Return the number of lines that include the string "organizado", without any other text.

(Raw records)
____________________

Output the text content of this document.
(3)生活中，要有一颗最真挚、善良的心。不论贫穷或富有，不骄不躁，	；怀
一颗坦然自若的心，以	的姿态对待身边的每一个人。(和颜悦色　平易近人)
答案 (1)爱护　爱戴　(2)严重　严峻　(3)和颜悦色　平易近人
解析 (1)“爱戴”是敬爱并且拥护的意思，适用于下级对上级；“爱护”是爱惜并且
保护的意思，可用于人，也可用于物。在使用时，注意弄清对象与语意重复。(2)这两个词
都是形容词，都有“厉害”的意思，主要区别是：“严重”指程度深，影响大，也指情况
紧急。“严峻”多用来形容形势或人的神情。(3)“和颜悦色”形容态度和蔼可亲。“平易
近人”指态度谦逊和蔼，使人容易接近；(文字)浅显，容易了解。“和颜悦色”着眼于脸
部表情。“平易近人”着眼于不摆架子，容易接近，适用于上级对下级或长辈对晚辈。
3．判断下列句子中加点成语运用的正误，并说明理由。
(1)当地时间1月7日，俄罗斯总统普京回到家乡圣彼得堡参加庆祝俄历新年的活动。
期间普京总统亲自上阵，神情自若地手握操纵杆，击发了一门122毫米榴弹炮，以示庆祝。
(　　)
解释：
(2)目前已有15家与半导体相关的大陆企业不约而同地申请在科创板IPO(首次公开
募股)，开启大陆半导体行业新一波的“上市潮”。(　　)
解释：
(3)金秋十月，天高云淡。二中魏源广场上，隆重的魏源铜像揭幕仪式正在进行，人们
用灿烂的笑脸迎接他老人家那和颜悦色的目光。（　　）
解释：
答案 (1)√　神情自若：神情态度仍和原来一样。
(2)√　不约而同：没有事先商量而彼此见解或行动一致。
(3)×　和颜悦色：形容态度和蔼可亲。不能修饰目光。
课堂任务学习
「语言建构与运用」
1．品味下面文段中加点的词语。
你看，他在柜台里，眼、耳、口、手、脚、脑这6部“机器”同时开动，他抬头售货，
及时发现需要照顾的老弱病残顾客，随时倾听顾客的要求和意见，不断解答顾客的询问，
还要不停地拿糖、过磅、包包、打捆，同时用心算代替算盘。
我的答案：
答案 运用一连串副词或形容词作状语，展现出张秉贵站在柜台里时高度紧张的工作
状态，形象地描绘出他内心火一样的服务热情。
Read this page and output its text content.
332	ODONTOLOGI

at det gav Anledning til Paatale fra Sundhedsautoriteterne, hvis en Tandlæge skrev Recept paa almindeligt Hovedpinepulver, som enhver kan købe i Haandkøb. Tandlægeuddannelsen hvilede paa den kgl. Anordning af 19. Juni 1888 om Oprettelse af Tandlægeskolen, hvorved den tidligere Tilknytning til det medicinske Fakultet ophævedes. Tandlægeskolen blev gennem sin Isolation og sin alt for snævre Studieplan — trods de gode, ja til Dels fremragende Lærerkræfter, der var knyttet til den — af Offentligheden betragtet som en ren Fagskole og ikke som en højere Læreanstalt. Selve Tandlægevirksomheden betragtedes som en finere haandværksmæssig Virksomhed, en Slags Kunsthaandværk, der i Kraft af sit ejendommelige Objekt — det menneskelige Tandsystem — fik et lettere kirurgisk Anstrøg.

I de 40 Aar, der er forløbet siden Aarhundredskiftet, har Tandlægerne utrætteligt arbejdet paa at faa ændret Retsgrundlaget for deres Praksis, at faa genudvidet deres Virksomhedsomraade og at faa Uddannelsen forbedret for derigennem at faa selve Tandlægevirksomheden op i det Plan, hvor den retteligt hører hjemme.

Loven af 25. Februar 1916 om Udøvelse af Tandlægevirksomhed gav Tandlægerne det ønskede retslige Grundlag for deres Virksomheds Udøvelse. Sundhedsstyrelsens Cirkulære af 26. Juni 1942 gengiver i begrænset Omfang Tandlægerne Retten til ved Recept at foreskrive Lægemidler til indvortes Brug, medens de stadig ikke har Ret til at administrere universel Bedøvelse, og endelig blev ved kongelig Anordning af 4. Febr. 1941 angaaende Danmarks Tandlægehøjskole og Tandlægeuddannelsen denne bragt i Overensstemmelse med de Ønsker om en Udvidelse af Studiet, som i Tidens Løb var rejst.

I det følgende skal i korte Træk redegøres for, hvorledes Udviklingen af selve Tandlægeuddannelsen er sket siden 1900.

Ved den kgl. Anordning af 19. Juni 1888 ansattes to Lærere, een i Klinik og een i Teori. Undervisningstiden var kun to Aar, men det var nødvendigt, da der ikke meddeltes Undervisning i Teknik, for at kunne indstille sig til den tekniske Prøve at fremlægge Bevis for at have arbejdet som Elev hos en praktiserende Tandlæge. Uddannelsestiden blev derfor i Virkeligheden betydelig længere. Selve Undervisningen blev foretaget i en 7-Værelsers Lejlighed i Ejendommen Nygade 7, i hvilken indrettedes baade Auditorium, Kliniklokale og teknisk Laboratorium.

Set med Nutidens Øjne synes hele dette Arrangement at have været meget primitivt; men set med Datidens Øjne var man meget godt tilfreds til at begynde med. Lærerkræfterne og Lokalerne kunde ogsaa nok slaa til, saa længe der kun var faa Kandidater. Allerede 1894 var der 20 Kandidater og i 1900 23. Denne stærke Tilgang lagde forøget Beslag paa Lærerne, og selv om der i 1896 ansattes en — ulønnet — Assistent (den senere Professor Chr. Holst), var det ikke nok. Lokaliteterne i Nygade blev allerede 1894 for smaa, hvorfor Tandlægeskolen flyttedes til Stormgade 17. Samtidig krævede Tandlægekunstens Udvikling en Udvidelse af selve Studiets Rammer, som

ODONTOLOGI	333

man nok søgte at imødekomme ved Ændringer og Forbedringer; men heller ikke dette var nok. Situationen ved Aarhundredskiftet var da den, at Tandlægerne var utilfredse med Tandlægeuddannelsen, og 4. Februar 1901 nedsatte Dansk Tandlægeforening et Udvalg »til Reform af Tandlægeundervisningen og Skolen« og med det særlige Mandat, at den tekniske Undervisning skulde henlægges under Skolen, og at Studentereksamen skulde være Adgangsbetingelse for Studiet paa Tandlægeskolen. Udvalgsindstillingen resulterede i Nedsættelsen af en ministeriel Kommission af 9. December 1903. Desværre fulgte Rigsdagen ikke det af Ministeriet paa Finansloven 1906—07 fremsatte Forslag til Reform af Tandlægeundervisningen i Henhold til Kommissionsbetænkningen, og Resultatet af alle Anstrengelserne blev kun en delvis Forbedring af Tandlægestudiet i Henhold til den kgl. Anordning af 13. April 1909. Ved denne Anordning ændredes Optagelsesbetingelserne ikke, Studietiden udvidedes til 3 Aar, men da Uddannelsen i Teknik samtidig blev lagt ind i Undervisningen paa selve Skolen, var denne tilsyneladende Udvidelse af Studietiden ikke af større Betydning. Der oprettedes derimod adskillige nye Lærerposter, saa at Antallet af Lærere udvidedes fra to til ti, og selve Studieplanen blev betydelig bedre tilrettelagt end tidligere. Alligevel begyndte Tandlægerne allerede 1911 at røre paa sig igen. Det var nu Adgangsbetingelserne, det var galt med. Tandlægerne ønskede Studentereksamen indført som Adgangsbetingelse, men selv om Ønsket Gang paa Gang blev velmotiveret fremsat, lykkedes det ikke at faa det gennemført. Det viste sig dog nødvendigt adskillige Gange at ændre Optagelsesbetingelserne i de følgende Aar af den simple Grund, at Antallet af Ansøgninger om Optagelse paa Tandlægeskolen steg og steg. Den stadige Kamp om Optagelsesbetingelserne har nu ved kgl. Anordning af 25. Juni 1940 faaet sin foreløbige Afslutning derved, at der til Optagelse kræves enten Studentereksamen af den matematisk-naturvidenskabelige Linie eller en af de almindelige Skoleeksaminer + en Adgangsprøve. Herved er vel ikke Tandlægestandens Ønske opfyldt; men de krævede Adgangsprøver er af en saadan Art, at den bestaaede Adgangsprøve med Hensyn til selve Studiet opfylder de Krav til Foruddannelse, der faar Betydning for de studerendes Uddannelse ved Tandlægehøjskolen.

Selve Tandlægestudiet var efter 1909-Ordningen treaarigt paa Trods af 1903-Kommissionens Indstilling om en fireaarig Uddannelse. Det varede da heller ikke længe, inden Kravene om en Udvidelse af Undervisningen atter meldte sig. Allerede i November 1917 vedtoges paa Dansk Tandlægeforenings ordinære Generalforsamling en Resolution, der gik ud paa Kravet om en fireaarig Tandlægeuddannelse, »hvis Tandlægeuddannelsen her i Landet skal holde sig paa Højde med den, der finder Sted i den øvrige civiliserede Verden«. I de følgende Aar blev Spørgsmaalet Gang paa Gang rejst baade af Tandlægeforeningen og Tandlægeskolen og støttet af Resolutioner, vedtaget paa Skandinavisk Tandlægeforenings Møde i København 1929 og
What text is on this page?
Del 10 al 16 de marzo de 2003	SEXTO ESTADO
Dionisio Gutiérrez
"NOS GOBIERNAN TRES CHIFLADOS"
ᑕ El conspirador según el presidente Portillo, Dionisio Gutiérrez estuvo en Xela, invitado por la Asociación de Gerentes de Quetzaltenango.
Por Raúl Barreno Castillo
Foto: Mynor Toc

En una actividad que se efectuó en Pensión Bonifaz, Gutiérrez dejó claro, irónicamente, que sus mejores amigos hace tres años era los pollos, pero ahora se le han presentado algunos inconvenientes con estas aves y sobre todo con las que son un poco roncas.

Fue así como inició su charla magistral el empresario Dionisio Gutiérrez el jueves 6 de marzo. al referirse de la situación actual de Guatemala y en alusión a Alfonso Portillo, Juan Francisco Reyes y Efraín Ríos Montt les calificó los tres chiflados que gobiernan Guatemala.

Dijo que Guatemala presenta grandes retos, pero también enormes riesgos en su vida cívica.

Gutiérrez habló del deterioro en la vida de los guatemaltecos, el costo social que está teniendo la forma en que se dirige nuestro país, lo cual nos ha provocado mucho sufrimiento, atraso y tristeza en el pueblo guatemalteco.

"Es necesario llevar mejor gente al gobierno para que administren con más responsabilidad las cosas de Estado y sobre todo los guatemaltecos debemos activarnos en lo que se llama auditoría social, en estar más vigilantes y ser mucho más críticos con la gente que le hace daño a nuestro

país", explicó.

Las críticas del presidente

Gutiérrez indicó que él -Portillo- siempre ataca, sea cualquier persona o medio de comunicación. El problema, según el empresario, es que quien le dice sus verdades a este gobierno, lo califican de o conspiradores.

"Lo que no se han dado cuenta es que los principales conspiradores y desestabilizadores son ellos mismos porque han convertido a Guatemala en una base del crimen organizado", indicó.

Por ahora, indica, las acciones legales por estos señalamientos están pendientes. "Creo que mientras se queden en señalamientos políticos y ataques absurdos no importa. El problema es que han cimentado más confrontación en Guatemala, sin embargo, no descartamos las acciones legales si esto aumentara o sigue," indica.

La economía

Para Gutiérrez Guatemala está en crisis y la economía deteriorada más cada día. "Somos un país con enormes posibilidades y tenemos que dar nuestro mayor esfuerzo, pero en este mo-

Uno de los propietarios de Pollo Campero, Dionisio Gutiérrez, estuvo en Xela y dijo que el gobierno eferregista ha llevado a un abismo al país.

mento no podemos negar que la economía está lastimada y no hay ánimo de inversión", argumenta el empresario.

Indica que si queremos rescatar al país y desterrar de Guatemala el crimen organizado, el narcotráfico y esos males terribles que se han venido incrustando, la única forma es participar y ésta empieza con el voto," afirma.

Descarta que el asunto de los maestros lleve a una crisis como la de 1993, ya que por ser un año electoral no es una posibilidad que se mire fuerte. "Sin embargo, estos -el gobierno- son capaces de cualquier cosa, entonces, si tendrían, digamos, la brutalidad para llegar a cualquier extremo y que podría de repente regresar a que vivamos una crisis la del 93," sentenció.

____________________

**Task answer**: 2